── LISTING ──
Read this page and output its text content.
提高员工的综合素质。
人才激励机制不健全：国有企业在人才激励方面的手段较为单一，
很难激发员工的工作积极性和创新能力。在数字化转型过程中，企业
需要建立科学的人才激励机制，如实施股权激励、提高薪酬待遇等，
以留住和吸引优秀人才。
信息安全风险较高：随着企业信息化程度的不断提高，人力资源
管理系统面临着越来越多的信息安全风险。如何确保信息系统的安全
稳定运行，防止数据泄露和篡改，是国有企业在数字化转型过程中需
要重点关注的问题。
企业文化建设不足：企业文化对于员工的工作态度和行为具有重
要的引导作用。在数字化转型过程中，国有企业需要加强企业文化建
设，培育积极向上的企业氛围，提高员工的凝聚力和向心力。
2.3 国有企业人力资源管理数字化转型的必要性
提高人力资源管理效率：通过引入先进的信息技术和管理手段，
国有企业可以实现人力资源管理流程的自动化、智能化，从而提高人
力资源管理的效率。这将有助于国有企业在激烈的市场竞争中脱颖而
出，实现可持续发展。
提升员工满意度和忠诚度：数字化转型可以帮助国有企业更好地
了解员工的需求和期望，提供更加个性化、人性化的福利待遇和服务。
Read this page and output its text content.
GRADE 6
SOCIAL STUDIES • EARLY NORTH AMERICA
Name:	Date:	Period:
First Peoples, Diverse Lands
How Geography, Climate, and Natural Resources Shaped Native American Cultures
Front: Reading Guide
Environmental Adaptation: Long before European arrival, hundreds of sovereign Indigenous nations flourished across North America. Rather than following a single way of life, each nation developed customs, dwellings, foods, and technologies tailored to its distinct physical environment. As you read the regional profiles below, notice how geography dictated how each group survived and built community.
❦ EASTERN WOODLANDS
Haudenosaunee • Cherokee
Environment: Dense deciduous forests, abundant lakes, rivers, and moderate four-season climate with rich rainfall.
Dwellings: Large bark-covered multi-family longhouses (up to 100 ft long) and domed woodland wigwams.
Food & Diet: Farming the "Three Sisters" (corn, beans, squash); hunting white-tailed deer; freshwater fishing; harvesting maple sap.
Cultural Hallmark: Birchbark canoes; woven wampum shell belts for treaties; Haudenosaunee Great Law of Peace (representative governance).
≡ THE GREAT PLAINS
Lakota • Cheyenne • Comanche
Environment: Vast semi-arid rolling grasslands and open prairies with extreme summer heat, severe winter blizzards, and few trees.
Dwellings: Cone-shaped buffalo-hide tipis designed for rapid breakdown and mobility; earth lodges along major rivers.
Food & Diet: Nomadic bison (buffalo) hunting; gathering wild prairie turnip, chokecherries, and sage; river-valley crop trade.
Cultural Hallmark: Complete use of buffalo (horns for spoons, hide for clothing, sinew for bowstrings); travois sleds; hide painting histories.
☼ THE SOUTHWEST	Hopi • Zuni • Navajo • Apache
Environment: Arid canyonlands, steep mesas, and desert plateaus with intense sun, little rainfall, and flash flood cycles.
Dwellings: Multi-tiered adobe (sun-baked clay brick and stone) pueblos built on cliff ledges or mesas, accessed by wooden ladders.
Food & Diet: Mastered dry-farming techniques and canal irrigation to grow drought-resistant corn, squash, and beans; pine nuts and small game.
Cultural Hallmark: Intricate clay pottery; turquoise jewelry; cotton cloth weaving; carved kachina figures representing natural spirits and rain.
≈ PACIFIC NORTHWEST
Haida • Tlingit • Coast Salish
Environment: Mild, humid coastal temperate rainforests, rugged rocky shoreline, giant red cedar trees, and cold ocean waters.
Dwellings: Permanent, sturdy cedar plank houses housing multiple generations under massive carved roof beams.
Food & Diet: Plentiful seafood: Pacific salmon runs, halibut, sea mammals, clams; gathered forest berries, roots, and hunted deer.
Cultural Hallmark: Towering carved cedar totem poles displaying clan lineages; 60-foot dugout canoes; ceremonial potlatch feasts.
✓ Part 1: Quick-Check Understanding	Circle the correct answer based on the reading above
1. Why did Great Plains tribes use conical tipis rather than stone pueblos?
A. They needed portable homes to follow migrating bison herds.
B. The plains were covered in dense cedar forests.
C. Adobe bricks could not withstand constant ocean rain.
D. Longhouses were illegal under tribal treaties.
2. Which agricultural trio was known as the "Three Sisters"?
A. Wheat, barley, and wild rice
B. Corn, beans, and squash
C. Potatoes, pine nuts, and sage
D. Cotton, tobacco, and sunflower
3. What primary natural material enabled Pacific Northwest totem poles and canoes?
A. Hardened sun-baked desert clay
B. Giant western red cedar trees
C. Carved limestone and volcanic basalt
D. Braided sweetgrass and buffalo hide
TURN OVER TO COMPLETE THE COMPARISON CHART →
───
• GIVEN REQUEST
Say how many lines contain "Haudenosaunee", and give nothing but that number.

• OUTPUT FOR THIS TASK
2